(Figure contents as structured data)
— Begin —

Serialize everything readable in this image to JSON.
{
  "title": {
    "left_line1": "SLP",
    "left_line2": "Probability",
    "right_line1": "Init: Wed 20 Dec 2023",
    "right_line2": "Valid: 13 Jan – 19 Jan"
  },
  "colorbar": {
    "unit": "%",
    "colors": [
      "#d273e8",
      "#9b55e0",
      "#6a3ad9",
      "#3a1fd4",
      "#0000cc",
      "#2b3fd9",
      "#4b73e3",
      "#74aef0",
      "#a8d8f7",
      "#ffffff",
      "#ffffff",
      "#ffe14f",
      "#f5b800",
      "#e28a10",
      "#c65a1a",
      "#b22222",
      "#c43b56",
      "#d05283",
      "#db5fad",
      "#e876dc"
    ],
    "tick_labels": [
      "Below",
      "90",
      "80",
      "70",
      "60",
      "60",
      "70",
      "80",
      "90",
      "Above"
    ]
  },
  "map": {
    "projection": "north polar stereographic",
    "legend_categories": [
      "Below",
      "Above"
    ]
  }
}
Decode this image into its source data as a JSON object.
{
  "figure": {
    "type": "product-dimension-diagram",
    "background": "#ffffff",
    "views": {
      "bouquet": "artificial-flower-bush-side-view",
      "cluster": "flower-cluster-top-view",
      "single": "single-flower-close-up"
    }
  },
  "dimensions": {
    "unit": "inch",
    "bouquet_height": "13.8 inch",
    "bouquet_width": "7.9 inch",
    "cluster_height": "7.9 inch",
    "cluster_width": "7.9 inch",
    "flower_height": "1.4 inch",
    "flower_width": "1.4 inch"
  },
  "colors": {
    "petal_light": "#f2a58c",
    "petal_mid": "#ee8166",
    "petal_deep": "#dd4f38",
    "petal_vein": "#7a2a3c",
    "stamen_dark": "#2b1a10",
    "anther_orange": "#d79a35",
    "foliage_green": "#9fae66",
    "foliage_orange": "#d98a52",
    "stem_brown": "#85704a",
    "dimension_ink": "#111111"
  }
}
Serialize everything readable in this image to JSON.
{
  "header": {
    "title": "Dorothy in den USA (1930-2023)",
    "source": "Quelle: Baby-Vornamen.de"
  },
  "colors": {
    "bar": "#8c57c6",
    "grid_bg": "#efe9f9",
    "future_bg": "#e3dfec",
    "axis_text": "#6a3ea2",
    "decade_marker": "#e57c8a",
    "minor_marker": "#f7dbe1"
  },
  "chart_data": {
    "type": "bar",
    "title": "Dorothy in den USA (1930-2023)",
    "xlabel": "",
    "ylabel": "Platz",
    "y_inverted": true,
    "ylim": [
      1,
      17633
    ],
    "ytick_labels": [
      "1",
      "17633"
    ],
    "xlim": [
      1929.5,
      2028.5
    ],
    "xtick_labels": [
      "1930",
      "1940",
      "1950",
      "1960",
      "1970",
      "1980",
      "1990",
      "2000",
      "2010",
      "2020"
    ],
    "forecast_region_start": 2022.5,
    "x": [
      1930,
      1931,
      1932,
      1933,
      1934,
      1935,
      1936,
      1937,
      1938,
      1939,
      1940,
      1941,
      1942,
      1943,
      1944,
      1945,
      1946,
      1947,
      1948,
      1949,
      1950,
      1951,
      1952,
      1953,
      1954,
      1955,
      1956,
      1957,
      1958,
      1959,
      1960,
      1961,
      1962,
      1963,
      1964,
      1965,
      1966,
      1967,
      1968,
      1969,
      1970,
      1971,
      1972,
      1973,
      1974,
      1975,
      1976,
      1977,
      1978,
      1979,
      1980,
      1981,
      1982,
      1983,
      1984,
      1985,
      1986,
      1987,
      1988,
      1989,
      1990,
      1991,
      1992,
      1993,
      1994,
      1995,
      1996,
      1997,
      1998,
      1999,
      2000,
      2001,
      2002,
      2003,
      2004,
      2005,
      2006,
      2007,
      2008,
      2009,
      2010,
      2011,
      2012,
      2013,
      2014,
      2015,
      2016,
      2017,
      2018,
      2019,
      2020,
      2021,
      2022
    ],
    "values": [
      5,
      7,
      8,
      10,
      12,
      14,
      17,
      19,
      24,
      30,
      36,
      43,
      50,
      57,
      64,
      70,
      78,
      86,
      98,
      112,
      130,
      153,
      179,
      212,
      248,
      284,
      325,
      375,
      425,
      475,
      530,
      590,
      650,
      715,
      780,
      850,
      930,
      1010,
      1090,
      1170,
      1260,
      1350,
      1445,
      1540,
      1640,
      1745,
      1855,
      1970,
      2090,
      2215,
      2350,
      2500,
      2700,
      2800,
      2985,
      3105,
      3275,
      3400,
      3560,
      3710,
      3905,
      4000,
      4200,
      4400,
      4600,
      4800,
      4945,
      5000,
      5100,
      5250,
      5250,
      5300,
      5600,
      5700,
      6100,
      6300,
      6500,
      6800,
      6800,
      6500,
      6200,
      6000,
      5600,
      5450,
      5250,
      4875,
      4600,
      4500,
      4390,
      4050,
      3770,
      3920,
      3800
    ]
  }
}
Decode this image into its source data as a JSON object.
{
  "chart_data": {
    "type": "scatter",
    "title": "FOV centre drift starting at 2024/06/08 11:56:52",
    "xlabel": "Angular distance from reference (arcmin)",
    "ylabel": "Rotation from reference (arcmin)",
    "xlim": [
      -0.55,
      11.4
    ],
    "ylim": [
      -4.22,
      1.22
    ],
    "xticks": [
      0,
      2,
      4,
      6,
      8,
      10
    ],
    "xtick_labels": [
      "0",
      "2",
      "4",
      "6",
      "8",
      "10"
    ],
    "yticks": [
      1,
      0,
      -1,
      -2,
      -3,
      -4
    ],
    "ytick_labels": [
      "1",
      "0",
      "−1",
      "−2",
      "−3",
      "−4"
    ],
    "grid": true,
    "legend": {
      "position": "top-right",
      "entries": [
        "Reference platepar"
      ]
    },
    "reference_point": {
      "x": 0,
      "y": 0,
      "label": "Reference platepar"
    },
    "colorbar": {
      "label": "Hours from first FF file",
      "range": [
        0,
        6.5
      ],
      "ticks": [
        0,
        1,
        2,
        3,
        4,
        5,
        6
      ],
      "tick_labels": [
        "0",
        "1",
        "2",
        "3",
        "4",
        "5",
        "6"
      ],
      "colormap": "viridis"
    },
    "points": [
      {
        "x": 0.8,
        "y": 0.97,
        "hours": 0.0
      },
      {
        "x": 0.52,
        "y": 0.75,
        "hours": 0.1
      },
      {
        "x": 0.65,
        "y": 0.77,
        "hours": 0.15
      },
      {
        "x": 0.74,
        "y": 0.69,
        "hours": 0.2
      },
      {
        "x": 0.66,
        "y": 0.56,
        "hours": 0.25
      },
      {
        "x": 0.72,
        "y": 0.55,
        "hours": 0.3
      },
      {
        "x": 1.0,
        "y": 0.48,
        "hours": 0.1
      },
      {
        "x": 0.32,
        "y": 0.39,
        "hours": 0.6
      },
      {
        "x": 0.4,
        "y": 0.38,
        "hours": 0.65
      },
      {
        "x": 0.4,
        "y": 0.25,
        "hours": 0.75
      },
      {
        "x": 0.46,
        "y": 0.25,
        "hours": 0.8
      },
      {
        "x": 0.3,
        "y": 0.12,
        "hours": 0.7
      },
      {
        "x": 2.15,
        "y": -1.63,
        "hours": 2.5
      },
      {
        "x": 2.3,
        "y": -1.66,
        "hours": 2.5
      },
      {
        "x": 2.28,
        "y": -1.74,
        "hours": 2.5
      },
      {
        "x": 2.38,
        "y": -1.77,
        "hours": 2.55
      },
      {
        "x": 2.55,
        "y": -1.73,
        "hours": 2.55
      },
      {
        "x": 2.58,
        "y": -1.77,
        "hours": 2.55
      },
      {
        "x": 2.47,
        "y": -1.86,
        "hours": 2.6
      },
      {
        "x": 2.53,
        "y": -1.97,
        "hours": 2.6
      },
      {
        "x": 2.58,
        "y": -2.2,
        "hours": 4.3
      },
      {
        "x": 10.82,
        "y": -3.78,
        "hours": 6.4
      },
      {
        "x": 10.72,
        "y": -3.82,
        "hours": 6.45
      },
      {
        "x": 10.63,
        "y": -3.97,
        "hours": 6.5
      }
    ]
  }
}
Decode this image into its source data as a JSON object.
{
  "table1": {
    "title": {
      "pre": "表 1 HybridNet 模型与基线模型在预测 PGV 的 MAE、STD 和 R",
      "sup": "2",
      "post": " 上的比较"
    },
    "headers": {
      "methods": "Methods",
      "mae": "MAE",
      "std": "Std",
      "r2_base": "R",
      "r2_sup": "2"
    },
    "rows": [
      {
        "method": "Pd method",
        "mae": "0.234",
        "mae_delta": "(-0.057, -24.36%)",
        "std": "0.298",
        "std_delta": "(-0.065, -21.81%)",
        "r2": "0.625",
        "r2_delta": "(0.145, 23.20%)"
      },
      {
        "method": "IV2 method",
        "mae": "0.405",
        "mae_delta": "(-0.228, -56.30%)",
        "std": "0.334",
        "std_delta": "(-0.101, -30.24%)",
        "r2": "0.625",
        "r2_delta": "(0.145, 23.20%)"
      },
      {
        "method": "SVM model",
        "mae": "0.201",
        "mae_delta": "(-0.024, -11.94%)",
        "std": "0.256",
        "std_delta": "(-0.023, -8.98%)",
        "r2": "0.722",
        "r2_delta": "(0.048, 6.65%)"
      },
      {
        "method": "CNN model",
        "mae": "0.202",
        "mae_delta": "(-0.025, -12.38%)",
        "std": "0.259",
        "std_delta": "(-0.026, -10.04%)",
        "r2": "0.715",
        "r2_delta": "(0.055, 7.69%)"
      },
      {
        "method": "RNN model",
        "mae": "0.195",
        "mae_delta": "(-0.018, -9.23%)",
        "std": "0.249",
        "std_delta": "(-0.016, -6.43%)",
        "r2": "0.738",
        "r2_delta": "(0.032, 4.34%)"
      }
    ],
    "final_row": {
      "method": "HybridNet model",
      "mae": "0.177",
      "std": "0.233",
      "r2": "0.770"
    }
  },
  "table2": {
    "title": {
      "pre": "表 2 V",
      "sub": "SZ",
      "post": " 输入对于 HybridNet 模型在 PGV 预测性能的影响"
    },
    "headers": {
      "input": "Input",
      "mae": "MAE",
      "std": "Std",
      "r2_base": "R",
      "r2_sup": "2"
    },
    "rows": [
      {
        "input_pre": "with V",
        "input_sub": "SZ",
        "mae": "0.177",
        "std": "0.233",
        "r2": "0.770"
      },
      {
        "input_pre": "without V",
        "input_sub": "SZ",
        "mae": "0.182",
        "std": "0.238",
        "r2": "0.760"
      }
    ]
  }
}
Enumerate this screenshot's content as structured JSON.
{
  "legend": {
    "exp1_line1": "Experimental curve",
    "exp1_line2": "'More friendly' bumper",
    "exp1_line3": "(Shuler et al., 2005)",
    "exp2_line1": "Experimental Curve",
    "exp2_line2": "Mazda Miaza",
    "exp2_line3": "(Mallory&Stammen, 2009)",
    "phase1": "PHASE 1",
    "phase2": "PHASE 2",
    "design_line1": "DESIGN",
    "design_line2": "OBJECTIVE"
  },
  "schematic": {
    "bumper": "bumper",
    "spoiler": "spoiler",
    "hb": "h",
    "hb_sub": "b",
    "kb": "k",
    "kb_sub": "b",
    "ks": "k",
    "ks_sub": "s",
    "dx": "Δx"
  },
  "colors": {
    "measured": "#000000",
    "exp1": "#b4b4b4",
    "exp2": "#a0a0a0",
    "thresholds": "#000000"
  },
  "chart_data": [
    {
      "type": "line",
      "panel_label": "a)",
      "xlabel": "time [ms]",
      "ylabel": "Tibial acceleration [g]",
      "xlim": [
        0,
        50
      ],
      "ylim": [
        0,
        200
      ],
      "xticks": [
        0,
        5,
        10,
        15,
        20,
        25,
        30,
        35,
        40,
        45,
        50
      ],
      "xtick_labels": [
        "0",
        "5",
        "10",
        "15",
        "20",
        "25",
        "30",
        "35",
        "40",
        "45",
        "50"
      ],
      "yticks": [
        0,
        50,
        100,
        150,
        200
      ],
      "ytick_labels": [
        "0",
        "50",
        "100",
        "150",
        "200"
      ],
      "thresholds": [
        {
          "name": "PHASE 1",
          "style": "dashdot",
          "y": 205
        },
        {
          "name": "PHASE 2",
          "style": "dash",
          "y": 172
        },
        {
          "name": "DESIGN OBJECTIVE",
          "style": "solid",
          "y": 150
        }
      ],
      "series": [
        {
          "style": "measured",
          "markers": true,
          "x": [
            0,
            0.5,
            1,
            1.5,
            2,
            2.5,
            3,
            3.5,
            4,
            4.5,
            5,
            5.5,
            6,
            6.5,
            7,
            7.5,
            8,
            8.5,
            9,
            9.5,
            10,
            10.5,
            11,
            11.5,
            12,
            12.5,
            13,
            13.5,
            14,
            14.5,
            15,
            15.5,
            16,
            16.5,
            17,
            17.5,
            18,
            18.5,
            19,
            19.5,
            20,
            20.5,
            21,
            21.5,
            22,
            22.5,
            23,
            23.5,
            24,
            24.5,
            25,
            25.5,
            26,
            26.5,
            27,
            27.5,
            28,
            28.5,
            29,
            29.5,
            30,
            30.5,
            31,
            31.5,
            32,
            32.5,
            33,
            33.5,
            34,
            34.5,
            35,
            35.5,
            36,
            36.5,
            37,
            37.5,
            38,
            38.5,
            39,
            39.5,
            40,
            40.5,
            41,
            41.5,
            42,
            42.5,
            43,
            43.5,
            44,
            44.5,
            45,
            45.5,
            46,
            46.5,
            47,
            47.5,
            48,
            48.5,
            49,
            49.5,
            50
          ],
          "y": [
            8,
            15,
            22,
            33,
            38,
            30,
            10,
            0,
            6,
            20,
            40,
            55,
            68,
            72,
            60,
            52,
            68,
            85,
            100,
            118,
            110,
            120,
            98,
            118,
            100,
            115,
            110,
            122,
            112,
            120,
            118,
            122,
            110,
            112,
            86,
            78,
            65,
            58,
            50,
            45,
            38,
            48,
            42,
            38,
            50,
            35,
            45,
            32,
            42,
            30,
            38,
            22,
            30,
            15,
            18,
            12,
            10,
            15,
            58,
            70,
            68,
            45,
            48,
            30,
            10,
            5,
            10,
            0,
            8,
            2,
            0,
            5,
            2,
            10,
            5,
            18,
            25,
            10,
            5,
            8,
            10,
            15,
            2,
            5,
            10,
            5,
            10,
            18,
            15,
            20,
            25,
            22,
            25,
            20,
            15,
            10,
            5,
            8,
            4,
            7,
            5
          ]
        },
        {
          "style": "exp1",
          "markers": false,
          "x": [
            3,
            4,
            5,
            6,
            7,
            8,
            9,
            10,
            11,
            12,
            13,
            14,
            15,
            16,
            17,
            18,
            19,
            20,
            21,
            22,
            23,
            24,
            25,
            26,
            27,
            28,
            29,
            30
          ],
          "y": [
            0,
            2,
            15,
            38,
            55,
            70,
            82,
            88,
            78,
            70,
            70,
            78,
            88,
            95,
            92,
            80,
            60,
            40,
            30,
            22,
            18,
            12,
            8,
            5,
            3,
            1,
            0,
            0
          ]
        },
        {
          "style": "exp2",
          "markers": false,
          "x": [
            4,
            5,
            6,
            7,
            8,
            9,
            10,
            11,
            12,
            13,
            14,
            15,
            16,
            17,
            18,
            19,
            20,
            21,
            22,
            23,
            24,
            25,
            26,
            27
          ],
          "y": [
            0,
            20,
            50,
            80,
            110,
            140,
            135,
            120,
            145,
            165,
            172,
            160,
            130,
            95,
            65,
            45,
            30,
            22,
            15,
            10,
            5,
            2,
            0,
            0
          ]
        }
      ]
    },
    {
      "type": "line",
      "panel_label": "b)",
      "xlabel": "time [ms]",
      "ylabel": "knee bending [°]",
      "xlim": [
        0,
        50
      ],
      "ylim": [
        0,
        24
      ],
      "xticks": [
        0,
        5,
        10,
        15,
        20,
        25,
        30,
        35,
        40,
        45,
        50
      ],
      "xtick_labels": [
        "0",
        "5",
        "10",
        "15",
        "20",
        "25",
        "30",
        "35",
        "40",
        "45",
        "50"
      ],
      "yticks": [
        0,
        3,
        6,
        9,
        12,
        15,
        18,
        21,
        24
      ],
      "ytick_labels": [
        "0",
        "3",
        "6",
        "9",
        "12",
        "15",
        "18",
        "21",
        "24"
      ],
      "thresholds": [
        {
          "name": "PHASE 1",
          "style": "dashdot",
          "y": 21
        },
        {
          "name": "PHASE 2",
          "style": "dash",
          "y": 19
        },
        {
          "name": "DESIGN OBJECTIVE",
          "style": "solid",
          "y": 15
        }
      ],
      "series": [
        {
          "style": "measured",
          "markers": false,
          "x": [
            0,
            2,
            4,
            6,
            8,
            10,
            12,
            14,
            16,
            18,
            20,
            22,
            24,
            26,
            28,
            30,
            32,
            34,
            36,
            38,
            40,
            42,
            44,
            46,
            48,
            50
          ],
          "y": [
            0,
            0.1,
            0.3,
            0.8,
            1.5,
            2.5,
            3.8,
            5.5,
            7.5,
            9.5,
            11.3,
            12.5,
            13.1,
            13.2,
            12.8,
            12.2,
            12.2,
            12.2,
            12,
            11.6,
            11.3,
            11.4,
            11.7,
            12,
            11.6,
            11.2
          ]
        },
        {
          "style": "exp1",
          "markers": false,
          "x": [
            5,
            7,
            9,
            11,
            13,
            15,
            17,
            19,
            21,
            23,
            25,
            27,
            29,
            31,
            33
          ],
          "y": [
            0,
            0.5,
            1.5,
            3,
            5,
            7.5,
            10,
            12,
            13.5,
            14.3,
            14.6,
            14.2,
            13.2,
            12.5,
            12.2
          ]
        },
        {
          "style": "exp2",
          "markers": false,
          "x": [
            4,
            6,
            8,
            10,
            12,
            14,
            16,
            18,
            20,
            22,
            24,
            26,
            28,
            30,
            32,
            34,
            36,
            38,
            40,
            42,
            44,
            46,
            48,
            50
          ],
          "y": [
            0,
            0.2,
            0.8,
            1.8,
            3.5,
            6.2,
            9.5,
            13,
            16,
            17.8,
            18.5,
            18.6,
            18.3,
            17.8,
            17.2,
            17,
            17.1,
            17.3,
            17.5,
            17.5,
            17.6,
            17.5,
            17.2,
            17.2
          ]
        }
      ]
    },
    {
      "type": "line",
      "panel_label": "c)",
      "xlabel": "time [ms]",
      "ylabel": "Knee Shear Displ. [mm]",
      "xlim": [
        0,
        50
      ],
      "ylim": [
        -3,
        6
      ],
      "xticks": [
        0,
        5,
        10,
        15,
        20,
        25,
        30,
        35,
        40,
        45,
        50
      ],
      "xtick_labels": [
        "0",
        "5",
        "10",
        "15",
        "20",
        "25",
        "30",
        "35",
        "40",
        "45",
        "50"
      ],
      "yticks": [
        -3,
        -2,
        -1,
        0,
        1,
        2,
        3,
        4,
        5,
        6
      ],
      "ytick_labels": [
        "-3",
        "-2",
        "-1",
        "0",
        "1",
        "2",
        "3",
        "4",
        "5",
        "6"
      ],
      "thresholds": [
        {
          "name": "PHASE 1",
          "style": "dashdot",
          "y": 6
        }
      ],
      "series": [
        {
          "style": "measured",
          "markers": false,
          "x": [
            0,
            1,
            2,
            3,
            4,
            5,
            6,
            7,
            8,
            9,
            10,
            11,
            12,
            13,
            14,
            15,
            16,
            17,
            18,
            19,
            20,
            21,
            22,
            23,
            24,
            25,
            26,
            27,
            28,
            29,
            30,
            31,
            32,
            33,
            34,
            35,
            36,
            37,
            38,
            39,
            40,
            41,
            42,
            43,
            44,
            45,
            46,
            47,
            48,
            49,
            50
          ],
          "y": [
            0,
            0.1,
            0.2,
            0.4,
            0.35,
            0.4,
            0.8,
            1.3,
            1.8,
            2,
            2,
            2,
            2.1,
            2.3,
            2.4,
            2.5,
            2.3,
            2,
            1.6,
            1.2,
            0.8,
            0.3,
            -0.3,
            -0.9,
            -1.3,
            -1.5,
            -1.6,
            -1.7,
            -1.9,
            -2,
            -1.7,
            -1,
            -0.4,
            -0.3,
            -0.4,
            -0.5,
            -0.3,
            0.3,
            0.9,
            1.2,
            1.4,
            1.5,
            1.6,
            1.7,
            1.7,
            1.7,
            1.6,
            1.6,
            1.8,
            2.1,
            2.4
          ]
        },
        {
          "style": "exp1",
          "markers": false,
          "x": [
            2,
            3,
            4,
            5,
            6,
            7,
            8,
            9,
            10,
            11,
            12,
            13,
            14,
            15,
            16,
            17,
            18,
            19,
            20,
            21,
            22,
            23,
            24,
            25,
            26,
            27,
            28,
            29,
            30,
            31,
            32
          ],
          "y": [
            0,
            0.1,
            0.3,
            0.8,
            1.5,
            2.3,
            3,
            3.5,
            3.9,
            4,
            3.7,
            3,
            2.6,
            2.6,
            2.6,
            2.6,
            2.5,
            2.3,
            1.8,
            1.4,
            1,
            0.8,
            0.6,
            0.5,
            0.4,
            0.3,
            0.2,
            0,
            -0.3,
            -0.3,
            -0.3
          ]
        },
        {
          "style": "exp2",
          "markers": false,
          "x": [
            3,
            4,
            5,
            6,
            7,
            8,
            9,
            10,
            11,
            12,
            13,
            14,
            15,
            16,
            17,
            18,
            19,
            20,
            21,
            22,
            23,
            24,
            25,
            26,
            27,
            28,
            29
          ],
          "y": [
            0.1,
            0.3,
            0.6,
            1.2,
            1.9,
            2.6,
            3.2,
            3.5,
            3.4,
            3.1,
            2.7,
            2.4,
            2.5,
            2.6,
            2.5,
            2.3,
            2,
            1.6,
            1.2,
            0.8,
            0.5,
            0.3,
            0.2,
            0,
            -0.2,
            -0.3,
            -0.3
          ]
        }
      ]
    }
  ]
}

— End —

--- WHAT YOU WILL DO ---
In the records above, collect each line with "platepar".

--- REPLY TO THE TASK ---
        "Reference platepar"
      "label": "Reference platepar"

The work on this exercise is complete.